Dataset excerpt:
┄┄┄┄┄┄┄┄┄┄
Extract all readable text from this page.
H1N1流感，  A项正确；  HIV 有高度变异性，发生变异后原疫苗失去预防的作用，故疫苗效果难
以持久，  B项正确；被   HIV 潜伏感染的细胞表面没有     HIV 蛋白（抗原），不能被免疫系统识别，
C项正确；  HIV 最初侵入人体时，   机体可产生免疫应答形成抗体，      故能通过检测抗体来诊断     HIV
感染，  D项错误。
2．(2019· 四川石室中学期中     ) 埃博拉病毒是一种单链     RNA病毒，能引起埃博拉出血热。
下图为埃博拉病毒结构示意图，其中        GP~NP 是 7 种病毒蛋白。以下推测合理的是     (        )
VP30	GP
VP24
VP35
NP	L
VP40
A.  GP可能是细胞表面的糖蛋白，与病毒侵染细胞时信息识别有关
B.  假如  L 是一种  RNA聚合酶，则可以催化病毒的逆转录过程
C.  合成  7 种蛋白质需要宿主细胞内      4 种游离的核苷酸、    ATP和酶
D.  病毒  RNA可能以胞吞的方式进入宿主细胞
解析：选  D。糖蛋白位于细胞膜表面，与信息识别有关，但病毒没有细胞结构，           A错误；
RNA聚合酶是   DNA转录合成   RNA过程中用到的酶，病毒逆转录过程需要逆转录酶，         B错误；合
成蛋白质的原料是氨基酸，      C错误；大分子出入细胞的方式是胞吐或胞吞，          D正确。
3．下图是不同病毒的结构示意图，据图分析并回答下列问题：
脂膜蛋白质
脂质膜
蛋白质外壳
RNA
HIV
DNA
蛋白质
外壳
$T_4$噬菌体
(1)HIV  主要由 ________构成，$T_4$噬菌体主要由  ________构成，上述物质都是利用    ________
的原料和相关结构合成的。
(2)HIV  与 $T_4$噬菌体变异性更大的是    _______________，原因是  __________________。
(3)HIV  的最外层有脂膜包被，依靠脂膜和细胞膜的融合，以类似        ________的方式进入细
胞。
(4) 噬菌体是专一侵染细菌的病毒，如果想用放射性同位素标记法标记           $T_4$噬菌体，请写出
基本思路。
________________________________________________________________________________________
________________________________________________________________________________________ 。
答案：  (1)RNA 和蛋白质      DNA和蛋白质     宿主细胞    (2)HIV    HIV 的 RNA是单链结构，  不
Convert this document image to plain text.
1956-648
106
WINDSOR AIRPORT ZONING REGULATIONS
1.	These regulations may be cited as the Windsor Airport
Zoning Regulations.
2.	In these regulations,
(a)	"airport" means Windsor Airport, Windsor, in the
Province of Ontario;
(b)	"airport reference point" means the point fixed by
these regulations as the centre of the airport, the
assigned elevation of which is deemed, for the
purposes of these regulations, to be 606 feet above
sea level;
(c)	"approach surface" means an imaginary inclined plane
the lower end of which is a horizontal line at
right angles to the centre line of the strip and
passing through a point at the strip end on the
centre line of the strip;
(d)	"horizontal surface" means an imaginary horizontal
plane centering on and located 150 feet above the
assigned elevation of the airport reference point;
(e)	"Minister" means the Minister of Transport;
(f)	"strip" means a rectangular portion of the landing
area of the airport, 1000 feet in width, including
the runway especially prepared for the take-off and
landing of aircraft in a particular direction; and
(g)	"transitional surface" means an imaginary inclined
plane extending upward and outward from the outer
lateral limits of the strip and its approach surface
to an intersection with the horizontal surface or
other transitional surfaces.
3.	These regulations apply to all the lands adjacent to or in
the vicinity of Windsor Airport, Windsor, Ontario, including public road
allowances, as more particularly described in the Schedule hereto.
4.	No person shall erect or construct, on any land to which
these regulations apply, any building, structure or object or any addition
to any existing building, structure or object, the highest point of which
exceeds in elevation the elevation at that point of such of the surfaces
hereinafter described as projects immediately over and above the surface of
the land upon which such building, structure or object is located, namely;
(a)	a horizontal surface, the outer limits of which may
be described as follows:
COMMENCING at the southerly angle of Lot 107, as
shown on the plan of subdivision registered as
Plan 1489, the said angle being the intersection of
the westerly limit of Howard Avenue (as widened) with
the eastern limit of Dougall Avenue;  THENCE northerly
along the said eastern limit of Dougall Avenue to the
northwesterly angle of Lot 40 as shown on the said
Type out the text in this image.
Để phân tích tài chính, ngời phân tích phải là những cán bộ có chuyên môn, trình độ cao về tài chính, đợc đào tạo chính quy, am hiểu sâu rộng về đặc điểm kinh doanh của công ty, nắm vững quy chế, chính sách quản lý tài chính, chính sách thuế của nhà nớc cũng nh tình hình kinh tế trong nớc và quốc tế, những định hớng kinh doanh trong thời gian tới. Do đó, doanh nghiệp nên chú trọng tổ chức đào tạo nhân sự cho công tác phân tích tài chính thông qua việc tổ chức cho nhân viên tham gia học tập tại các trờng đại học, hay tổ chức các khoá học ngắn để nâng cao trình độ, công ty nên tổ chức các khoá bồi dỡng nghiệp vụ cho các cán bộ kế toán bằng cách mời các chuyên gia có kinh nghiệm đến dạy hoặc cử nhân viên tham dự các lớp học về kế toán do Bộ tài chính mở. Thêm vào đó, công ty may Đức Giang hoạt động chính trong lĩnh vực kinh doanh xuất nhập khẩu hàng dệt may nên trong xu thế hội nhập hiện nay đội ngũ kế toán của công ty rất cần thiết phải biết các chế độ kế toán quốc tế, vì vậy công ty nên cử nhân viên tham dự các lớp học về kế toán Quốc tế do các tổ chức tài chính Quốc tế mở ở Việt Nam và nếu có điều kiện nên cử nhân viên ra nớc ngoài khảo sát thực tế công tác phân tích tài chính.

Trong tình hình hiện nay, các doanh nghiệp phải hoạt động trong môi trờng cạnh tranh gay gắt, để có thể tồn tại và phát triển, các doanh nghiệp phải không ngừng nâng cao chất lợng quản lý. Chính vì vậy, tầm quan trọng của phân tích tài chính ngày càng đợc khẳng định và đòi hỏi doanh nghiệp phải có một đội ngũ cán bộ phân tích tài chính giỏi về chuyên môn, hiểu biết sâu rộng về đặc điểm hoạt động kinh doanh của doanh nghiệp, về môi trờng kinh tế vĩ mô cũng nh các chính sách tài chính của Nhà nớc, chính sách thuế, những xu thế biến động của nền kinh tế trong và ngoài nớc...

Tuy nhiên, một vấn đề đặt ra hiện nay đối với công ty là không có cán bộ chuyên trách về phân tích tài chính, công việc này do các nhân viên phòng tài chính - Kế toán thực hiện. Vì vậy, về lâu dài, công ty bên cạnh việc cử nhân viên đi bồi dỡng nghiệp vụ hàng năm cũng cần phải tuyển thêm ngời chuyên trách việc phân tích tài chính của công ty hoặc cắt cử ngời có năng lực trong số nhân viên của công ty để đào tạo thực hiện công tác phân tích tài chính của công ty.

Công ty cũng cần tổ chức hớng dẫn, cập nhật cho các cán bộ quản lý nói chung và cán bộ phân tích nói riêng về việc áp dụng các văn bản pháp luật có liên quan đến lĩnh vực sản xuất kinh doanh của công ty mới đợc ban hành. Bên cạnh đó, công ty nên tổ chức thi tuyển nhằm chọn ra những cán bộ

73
┄┄┄┄┄┄┄┄┄┄
PROBLEM STATEMENT:
Extract the data in full. Keep it word for word.

THE RESPONSE:
Extract all readable text from this page.
H1N1流感，  A项正确；  HIV 有高度变异性，发生变异后原疫苗失去预防的作用，故疫苗效果难
以持久，  B项正确；被   HIV 潜伏感染的细胞表面没有     HIV 蛋白（抗原），不能被免疫系统识别，
C项正确；  HIV 最初侵入人体时，   机体可产生免疫应答形成抗体，      故能通过检测抗体来诊断     HIV
感染，  D项错误。
2．(2019· 四川石室中学期中     ) 埃博拉病毒是一种单链     RNA病毒，能引起埃博拉出血热。
下图为埃博拉病毒结构示意图，其中        GP~NP 是 7 种病毒蛋白。以下推测合理的是     (        )
VP30	GP
VP24
VP35
NP	L
VP40
A.  GP可能是细胞表面的糖蛋白，与病毒侵染细胞时信息识别有关
B.  假如  L 是一种  RNA聚合酶，则可以催化病毒的逆转录过程
C.  合成  7 种蛋白质需要宿主细胞内      4 种游离的核苷酸、    ATP和酶
D.  病毒  RNA可能以胞吞的方式进入宿主细胞
解析：选  D。糖蛋白位于细胞膜表面，与信息识别有关，但病毒没有细胞结构，           A错误；
RNA聚合酶是   DNA转录合成   RNA过程中用到的酶，病毒逆转录过程需要逆转录酶，         B错误；合
成蛋白质的原料是氨基酸，      C错误；大分子出入细胞的方式是胞吐或胞吞，          D正确。
3．下图是不同病毒的结构示意图，据图分析并回答下列问题：
脂膜蛋白质
脂质膜
蛋白质外壳
RNA
HIV
DNA
蛋白质
外壳
$T_4$噬菌体
(1)HIV  主要由 ________构成，$T_4$噬菌体主要由  ________构成，上述物质都是利用    ________
的原料和相关结构合成的。
(2)HIV  与 $T_4$噬菌体变异性更大的是    _______________，原因是  __________________。
(3)HIV  的最外层有脂膜包被，依靠脂膜和细胞膜的融合，以类似        ________的方式进入细
胞。
(4) 噬菌体是专一侵染细菌的病毒，如果想用放射性同位素标记法标记           $T_4$噬菌体，请写出
基本思路。
________________________________________________________________________________________
________________________________________________________________________________________ 。
答案：  (1)RNA 和蛋白质      DNA和蛋白质     宿主细胞    (2)HIV    HIV 的 RNA是单链结构，  不
Convert this document image to plain text.
1956-648
106
WINDSOR AIRPORT ZONING REGULATIONS
1.	These regulations may be cited as the Windsor Airport
Zoning Regulations.
2.	In these regulations,
(a)	"airport" means Windsor Airport, Windsor, in the
Province of Ontario;
(b)	"airport reference point" means the point fixed by
these regulations as the centre of the airport, the
assigned elevation of which is deemed, for the
purposes of these regulations, to be 606 feet above
sea level;
(c)	"approach surface" means an imaginary inclined plane
the lower end of which is a horizontal line at
right angles to the centre line of the strip and
passing through a point at the strip end on the
centre line of the strip;
(d)	"horizontal surface" means an imaginary horizontal
plane centering on and located 150 feet above the
assigned elevation of the airport reference point;
(e)	"Minister" means the Minister of Transport;
(f)	"strip" means a rectangular portion of the landing
area of the airport, 1000 feet in width, including
the runway especially prepared for the take-off and
landing of aircraft in a particular direction; and
(g)	"transitional surface" means an imaginary inclined
plane extending upward and outward from the outer
lateral limits of the strip and its approach surface
to an intersection with the horizontal surface or
other transitional surfaces.
3.	These regulations apply to all the lands adjacent to or in
the vicinity of Windsor Airport, Windsor, Ontario, including public road
allowances, as more particularly described in the Schedule hereto.
4.	No person shall erect or construct, on any land to which
these regulations apply, any building, structure or object or any addition
to any existing building, structure or object, the highest point of which
exceeds in elevation the elevation at that point of such of the surfaces
hereinafter described as projects immediately over and above the surface of
the land upon which such building, structure or object is located, namely;
(a)	a horizontal surface, the outer limits of which may
be described as follows:
COMMENCING at the southerly angle of Lot 107, as
shown on the plan of subdivision registered as
Plan 1489, the said angle being the intersection of
the westerly limit of Howard Avenue (as widened) with
the eastern limit of Dougall Avenue;  THENCE northerly
along the said eastern limit of Dougall Avenue to the
northwesterly angle of Lot 40 as shown on the said
Type out the text in this image.
Để phân tích tài chính, ngời phân tích phải là những cán bộ có chuyên môn, trình độ cao về tài chính, đợc đào tạo chính quy, am hiểu sâu rộng về đặc điểm kinh doanh của công ty, nắm vững quy chế, chính sách quản lý tài chính, chính sách thuế của nhà nớc cũng nh tình hình kinh tế trong nớc và quốc tế, những định hớng kinh doanh trong thời gian tới. Do đó, doanh nghiệp nên chú trọng tổ chức đào tạo nhân sự cho công tác phân tích tài chính thông qua việc tổ chức cho nhân viên tham gia học tập tại các trờng đại học, hay tổ chức các khoá học ngắn để nâng cao trình độ, công ty nên tổ chức các khoá bồi dỡng nghiệp vụ cho các cán bộ kế toán bằng cách mời các chuyên gia có kinh nghiệm đến dạy hoặc cử nhân viên tham dự các lớp học về kế toán do Bộ tài chính mở. Thêm vào đó, công ty may Đức Giang hoạt động chính trong lĩnh vực kinh doanh xuất nhập khẩu hàng dệt may nên trong xu thế hội nhập hiện nay đội ngũ kế toán của công ty rất cần thiết phải biết các chế độ kế toán quốc tế, vì vậy công ty nên cử nhân viên tham dự các lớp học về kế toán Quốc tế do các tổ chức tài chính Quốc tế mở ở Việt Nam và nếu có điều kiện nên cử nhân viên ra nớc ngoài khảo sát thực tế công tác phân tích tài chính.

Trong tình hình hiện nay, các doanh nghiệp phải hoạt động trong môi trờng cạnh tranh gay gắt, để có thể tồn tại và phát triển, các doanh nghiệp phải không ngừng nâng cao chất lợng quản lý. Chính vì vậy, tầm quan trọng của phân tích tài chính ngày càng đợc khẳng định và đòi hỏi doanh nghiệp phải có một đội ngũ cán bộ phân tích tài chính giỏi về chuyên môn, hiểu biết sâu rộng về đặc điểm hoạt động kinh doanh của doanh nghiệp, về môi trờng kinh tế vĩ mô cũng nh các chính sách tài chính của Nhà nớc, chính sách thuế, những xu thế biến động của nền kinh tế trong và ngoài nớc...

Tuy nhiên, một vấn đề đặt ra hiện nay đối với công ty là không có cán bộ chuyên trách về phân tích tài chính, công việc này do các nhân viên phòng tài chính - Kế toán thực hiện. Vì vậy, về lâu dài, công ty bên cạnh việc cử nhân viên đi bồi dỡng nghiệp vụ hàng năm cũng cần phải tuyển thêm ngời chuyên trách việc phân tích tài chính của công ty hoặc cắt cử ngời có năng lực trong số nhân viên của công ty để đào tạo thực hiện công tác phân tích tài chính của công ty.

Công ty cũng cần tổ chức hớng dẫn, cập nhật cho các cán bộ quản lý nói chung và cán bộ phân tích nói riêng về việc áp dụng các văn bản pháp luật có liên quan đến lĩnh vực sản xuất kinh doanh của công ty mới đợc ban hành. Bên cạnh đó, công ty nên tổ chức thi tuyển nhằm chọn ra những cán bộ

73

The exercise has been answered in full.